* [Work required]:
Find the lines in these entries that include the word "this" and state how many there are, with no other words.

* [Records shown]:
◇ ◇ ◇ ◇ ◇

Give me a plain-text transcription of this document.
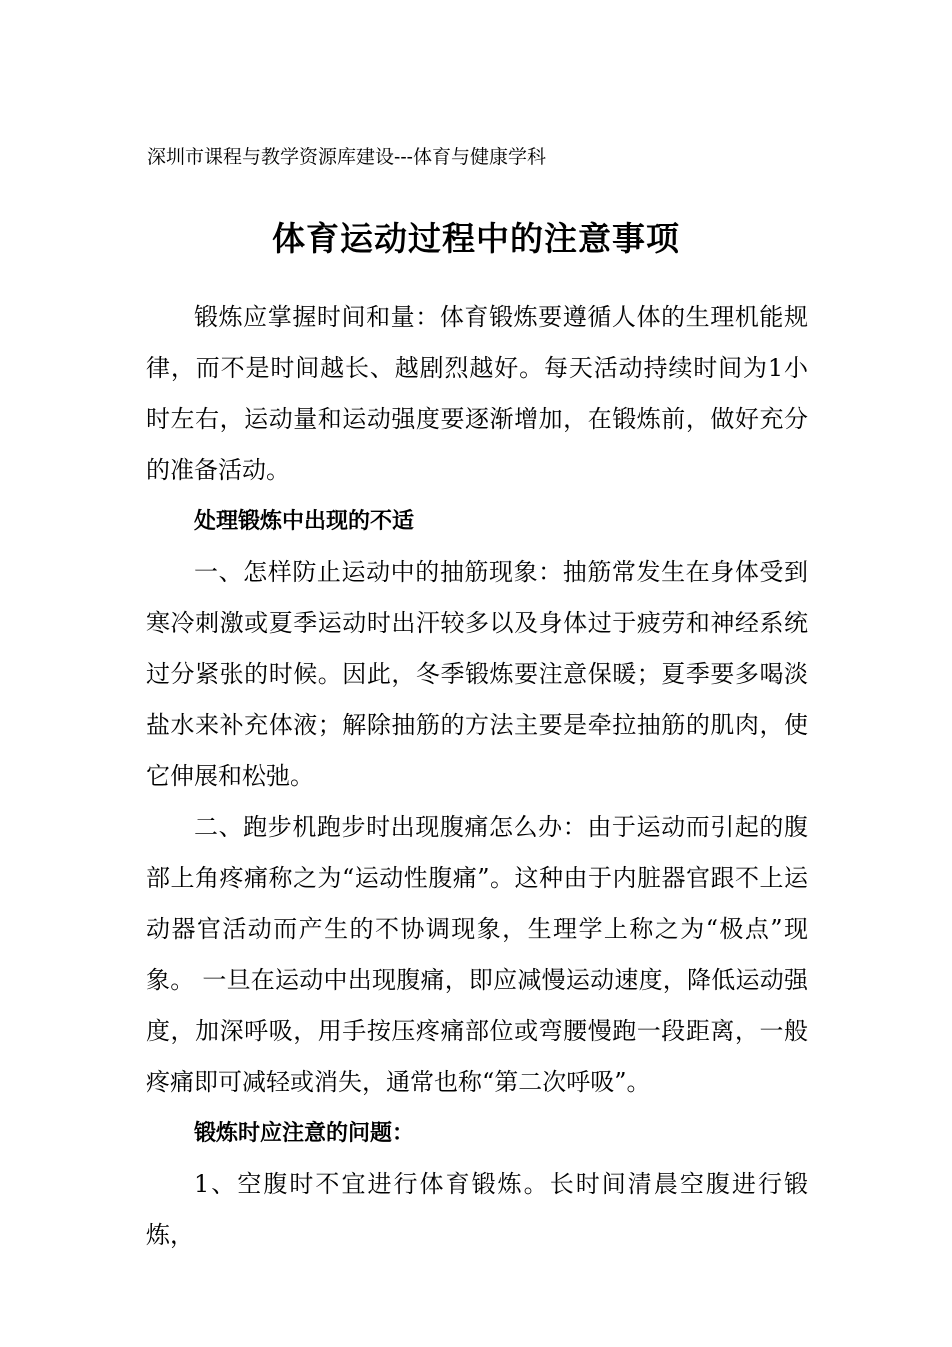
深圳市课程与教学资源库建设---体育与健康学科
体育运动过程中的注意事项

锻炼应掌握时间和量：体育锻炼要遵循人体的生理机能规律，而不是时间越长、越剧烈越好。每天活动持续时间为1小时左右，运动量和运动强度要逐渐增加，在锻炼前，做好充分的准备活动。

处理锻炼中出现的不适

一、怎样防止运动中的抽筋现象：抽筋常发生在身体受到寒冷刺激或夏季运动时出汗较多以及身体过于疲劳和神经系统过分紧张的时候。因此，冬季锻炼要注意保暖；夏季要多喝淡盐水来补充体液；解除抽筋的方法主要是牵拉抽筋的肌肉，使它伸展和松弛。

二、跑步机跑步时出现腹痛怎么办：由于运动而引起的腹部上角疼痛称之为“运动性腹痛”。这种由于内脏器官跟不上运动器官活动而产生的不协调现象，生理学上称之为“极点”现象。 一旦在运动中出现腹痛，即应减慢运动速度，降低运动强度，加深呼吸，用手按压疼痛部位或弯腰慢跑一段距离，一般疼痛即可减轻或消失，通常也称“第二次呼吸”。

锻炼时应注意的问题：

1、空腹时不宜进行体育锻炼。长时间清晨空腹进行锻炼，
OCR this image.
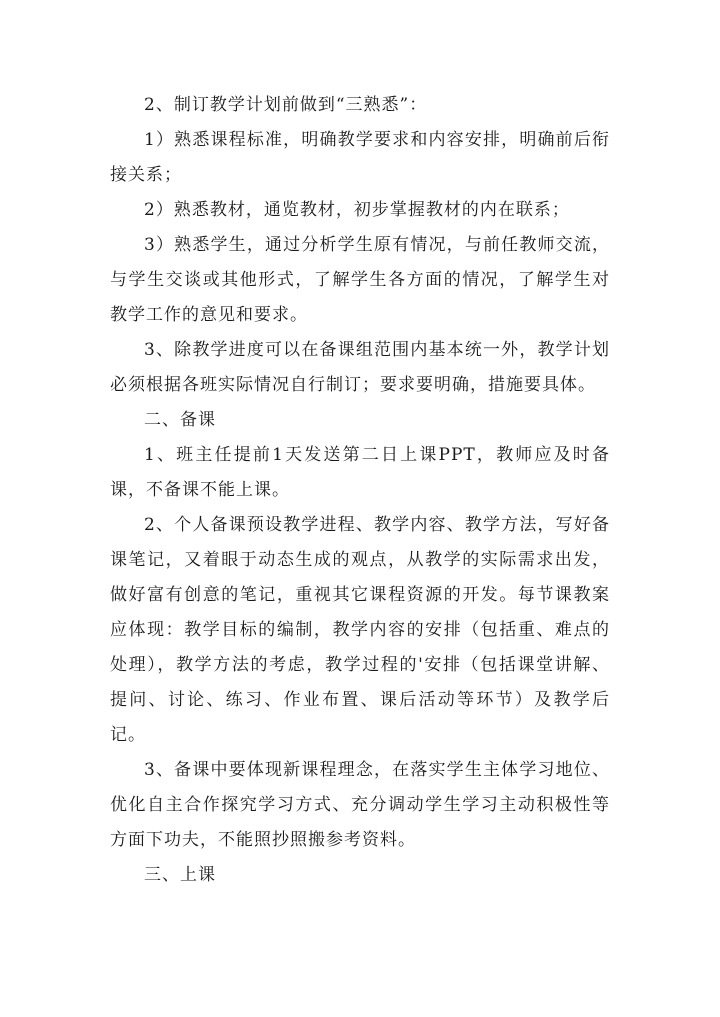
2、制订教学计划前做到“三熟悉”：

1）熟悉课程标准，明确教学要求和内容安排，明确前后衔接关系；

2）熟悉教材，通览教材，初步掌握教材的内在联系；

3）熟悉学生，通过分析学生原有情况，与前任教师交流，与学生交谈或其他形式，了解学生各方面的情况，了解学生对教学工作的意见和要求。

3、除教学进度可以在备课组范围内基本统一外，教学计划必须根据各班实际情况自行制订；要求要明确，措施要具体。

二、备课

1、班主任提前1天发送第二日上课PPT，教师应及时备课，不备课不能上课。

2、个人备课预设教学进程、教学内容、教学方法，写好备课笔记，又着眼于动态生成的观点，从教学的实际需求出发，做好富有创意的笔记，重视其它课程资源的开发。每节课教案应体现：教学目标的编制，教学内容的安排（包括重、难点的处理），教学方法的考虑，教学过程的'安排（包括课堂讲解、提问、讨论、练习、作业布置、课后活动等环节）及教学后记。

3、备课中要体现新课程理念，在落实学生主体学习地位、优化自主合作探究学习方式、充分调动学生学习主动积极性等方面下功夫，不能照抄照搬参考资料。

三、上课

◇ ◇ ◇ ◇ ◇

* [Output below]:
2